# BRIEF
The entire listing is to be repeated verbatim.

Figure collection entries:
[start]
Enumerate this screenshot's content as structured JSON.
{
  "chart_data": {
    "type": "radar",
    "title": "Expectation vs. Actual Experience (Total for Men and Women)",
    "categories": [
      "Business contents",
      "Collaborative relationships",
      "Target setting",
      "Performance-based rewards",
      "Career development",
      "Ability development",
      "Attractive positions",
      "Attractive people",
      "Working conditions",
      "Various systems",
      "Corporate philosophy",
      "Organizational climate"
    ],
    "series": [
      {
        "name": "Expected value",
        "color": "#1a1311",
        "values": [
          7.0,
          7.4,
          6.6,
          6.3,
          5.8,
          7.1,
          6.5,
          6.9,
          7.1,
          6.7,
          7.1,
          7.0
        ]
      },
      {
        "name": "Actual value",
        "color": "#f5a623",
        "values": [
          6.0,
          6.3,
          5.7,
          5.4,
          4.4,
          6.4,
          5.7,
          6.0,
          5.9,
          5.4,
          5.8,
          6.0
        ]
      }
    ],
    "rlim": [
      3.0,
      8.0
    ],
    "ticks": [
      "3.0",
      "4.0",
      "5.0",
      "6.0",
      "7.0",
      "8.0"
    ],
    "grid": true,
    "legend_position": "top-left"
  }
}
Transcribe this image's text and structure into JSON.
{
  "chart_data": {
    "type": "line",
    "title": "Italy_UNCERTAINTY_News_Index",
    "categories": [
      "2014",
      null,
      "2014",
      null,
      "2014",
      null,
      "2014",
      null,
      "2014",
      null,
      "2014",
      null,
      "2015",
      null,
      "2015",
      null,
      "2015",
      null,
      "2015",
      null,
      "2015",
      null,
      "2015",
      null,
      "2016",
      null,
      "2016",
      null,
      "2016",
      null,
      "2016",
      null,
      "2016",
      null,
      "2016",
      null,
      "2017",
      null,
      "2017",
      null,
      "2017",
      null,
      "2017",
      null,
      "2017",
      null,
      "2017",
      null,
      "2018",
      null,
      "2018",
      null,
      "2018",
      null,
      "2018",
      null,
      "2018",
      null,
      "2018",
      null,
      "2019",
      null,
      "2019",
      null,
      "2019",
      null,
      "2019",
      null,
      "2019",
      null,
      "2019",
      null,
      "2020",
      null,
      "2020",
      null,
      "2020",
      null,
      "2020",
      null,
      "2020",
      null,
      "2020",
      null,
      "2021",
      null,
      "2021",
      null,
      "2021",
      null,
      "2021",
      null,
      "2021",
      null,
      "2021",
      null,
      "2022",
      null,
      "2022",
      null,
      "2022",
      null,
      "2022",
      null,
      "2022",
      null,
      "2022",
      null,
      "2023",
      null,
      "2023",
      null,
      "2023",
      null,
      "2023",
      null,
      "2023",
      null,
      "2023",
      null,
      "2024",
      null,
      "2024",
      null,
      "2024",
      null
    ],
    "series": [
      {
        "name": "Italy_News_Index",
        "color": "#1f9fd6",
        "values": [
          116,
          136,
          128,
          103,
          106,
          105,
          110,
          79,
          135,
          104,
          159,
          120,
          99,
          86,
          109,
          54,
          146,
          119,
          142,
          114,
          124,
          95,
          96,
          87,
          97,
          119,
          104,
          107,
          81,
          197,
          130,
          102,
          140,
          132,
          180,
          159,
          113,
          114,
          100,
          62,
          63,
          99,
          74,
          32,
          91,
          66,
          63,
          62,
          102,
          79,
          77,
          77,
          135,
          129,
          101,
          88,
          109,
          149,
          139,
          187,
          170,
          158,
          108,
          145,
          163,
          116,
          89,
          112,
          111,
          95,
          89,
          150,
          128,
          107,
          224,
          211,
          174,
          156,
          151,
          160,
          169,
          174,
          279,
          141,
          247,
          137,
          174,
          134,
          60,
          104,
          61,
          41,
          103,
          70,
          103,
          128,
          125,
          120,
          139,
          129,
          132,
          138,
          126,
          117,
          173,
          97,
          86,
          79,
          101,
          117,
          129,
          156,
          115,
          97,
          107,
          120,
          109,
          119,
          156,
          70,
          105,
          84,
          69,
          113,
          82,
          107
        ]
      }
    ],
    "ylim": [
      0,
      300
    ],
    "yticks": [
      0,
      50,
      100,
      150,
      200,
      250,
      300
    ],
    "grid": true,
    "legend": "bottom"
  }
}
[end]
# ANSWER TO THIS TASK
Enumerate this screenshot's content as structured JSON.
{
  "chart_data": {
    "type": "radar",
    "title": "Expectation vs. Actual Experience (Total for Men and Women)",
    "categories": [
      "Business contents",
      "Collaborative relationships",
      "Target setting",
      "Performance-based rewards",
      "Career development",
      "Ability development",
      "Attractive positions",
      "Attractive people",
      "Working conditions",
      "Various systems",
      "Corporate philosophy",
      "Organizational climate"
    ],
    "series": [
      {
        "name": "Expected value",
        "color": "#1a1311",
        "values": [
          7.0,
          7.4,
          6.6,
          6.3,
          5.8,
          7.1,
          6.5,
          6.9,
          7.1,
          6.7,
          7.1,
          7.0
        ]
      },
      {
        "name": "Actual value",
        "color": "#f5a623",
        "values": [
          6.0,
          6.3,
          5.7,
          5.4,
          4.4,
          6.4,
          5.7,
          6.0,
          5.9,
          5.4,
          5.8,
          6.0
        ]
      }
    ],
    "rlim": [
      3.0,
      8.0
    ],
    "ticks": [
      "3.0",
      "4.0",
      "5.0",
      "6.0",
      "7.0",
      "8.0"
    ],
    "grid": true,
    "legend_position": "top-left"
  }
}
Transcribe this image's text and structure into JSON.
{
  "chart_data": {
    "type": "line",
    "title": "Italy_UNCERTAINTY_News_Index",
    "categories": [
      "2014",
      null,
      "2014",
      null,
      "2014",
      null,
      "2014",
      null,
      "2014",
      null,
      "2014",
      null,
      "2015",
      null,
      "2015",
      null,
      "2015",
      null,
      "2015",
      null,
      "2015",
      null,
      "2015",
      null,
      "2016",
      null,
      "2016",
      null,
      "2016",
      null,
      "2016",
      null,
      "2016",
      null,
      "2016",
      null,
      "2017",
      null,
      "2017",
      null,
      "2017",
      null,
      "2017",
      null,
      "2017",
      null,
      "2017",
      null,
      "2018",
      null,
      "2018",
      null,
      "2018",
      null,
      "2018",
      null,
      "2018",
      null,
      "2018",
      null,
      "2019",
      null,
      "2019",
      null,
      "2019",
      null,
      "2019",
      null,
      "2019",
      null,
      "2019",
      null,
      "2020",
      null,
      "2020",
      null,
      "2020",
      null,
      "2020",
      null,
      "2020",
      null,
      "2020",
      null,
      "2021",
      null,
      "2021",
      null,
      "2021",
      null,
      "2021",
      null,
      "2021",
      null,
      "2021",
      null,
      "2022",
      null,
      "2022",
      null,
      "2022",
      null,
      "2022",
      null,
      "2022",
      null,
      "2022",
      null,
      "2023",
      null,
      "2023",
      null,
      "2023",
      null,
      "2023",
      null,
      "2023",
      null,
      "2023",
      null,
      "2024",
      null,
      "2024",
      null,
      "2024",
      null
    ],
    "series": [
      {
        "name": "Italy_News_Index",
        "color": "#1f9fd6",
        "values": [
          116,
          136,
          128,
          103,
          106,
          105,
          110,
          79,
          135,
          104,
          159,
          120,
          99,
          86,
          109,
          54,
          146,
          119,
          142,
          114,
          124,
          95,
          96,
          87,
          97,
          119,
          104,
          107,
          81,
          197,
          130,
          102,
          140,
          132,
          180,
          159,
          113,
          114,
          100,
          62,
          63,
          99,
          74,
          32,
          91,
          66,
          63,
          62,
          102,
          79,
          77,
          77,
          135,
          129,
          101,
          88,
          109,
          149,
          139,
          187,
          170,
          158,
          108,
          145,
          163,
          116,
          89,
          112,
          111,
          95,
          89,
          150,
          128,
          107,
          224,
          211,
          174,
          156,
          151,
          160,
          169,
          174,
          279,
          141,
          247,
          137,
          174,
          134,
          60,
          104,
          61,
          41,
          103,
          70,
          103,
          128,
          125,
          120,
          139,
          129,
          132,
          138,
          126,
          117,
          173,
          97,
          86,
          79,
          101,
          117,
          129,
          156,
          115,
          97,
          107,
          120,
          109,
          119,
          156,
          70,
          105,
          84,
          69,
          113,
          82,
          107
        ]
      }
    ],
    "ylim": [
      0,
      300
    ],
    "yticks": [
      0,
      50,
      100,
      150,
      200,
      250,
      300
    ],
    "grid": true,
    "legend": "bottom"
  }
}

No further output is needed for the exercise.